• _Source material_
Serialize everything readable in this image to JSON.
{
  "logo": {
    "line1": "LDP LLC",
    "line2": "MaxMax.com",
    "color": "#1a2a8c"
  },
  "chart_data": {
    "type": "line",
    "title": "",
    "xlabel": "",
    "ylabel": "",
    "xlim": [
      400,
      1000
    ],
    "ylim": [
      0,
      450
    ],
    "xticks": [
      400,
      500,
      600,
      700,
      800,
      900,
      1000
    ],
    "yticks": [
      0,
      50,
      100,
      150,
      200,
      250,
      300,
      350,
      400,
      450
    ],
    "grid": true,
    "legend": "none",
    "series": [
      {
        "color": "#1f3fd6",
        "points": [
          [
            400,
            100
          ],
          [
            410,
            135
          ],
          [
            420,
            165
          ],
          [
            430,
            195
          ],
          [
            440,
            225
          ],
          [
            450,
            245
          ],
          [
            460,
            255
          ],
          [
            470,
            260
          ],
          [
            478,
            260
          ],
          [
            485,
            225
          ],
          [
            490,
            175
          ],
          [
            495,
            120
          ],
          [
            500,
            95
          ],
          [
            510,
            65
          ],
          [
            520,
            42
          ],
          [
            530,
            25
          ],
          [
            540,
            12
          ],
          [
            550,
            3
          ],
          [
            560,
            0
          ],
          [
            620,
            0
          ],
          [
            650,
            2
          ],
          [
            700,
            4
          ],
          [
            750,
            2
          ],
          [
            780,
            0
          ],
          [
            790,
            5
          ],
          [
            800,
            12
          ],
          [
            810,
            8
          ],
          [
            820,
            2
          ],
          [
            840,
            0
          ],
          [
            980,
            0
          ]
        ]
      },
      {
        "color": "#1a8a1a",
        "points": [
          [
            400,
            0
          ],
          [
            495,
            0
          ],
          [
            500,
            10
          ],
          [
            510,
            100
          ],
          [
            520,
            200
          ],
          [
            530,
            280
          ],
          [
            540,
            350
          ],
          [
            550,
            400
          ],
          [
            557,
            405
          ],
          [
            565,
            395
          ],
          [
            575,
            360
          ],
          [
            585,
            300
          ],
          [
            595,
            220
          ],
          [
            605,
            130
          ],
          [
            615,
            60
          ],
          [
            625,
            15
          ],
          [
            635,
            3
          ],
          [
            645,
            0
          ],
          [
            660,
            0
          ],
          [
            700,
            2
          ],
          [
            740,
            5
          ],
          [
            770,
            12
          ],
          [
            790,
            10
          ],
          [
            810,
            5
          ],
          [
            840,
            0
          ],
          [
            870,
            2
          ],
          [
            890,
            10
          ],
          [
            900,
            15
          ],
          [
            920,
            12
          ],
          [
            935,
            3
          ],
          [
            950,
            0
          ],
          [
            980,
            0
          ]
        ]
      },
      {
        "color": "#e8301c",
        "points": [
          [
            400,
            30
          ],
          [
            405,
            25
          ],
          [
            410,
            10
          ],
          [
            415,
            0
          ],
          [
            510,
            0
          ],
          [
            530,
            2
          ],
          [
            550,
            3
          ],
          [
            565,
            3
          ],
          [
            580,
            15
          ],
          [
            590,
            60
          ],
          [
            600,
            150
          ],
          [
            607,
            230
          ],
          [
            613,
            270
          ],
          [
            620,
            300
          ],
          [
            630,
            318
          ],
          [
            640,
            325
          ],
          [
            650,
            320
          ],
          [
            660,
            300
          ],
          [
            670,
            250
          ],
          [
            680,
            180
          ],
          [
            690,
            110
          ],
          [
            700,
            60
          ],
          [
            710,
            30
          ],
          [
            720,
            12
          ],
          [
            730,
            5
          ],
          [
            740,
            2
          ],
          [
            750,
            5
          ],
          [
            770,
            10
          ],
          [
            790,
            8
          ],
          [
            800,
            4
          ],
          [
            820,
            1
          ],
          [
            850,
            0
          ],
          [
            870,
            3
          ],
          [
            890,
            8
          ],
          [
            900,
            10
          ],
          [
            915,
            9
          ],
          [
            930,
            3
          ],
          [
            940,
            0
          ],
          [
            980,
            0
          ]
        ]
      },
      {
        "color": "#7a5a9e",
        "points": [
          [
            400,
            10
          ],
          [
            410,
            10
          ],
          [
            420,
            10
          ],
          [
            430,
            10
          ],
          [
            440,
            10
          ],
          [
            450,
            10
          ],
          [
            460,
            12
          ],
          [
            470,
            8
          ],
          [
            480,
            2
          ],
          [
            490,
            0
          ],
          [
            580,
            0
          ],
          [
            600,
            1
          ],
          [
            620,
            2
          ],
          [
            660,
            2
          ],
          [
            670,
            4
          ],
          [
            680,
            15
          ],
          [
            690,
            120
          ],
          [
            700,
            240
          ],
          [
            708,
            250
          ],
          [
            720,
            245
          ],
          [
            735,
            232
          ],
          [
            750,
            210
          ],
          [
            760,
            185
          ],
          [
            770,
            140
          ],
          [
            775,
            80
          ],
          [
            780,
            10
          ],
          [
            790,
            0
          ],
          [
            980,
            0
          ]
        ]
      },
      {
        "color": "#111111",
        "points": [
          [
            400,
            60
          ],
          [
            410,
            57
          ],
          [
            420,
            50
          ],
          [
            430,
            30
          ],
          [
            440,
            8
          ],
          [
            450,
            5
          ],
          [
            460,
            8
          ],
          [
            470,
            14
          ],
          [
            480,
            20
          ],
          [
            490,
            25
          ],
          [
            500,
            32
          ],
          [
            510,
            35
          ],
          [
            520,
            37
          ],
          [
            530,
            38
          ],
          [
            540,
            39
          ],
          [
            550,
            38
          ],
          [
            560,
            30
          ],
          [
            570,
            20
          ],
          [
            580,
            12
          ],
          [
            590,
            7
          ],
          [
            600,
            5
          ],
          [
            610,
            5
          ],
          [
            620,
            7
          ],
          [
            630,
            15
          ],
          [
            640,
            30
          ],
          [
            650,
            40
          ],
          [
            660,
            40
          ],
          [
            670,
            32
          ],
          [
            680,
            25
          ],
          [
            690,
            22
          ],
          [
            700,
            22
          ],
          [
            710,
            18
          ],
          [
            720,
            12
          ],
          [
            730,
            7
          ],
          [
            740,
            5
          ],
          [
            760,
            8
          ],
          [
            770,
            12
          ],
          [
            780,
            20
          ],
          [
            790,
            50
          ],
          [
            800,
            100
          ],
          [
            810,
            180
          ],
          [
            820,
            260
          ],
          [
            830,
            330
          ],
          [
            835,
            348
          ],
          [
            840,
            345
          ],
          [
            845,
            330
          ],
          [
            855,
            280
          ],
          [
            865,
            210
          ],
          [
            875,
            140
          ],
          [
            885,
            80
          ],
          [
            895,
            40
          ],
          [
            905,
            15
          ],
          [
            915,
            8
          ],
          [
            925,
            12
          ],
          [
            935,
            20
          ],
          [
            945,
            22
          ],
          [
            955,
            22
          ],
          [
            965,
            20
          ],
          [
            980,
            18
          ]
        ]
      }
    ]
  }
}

• _Exercise requirements_
Scan the material above. Return every line containing the string "color".

• _Correct answer_
    "color": "#1a2a8c"
        "color": "#1f3fd6",
        "color": "#1a8a1a",
        "color": "#e8301c",
        "color": "#7a5a9e",
        "color": "#111111",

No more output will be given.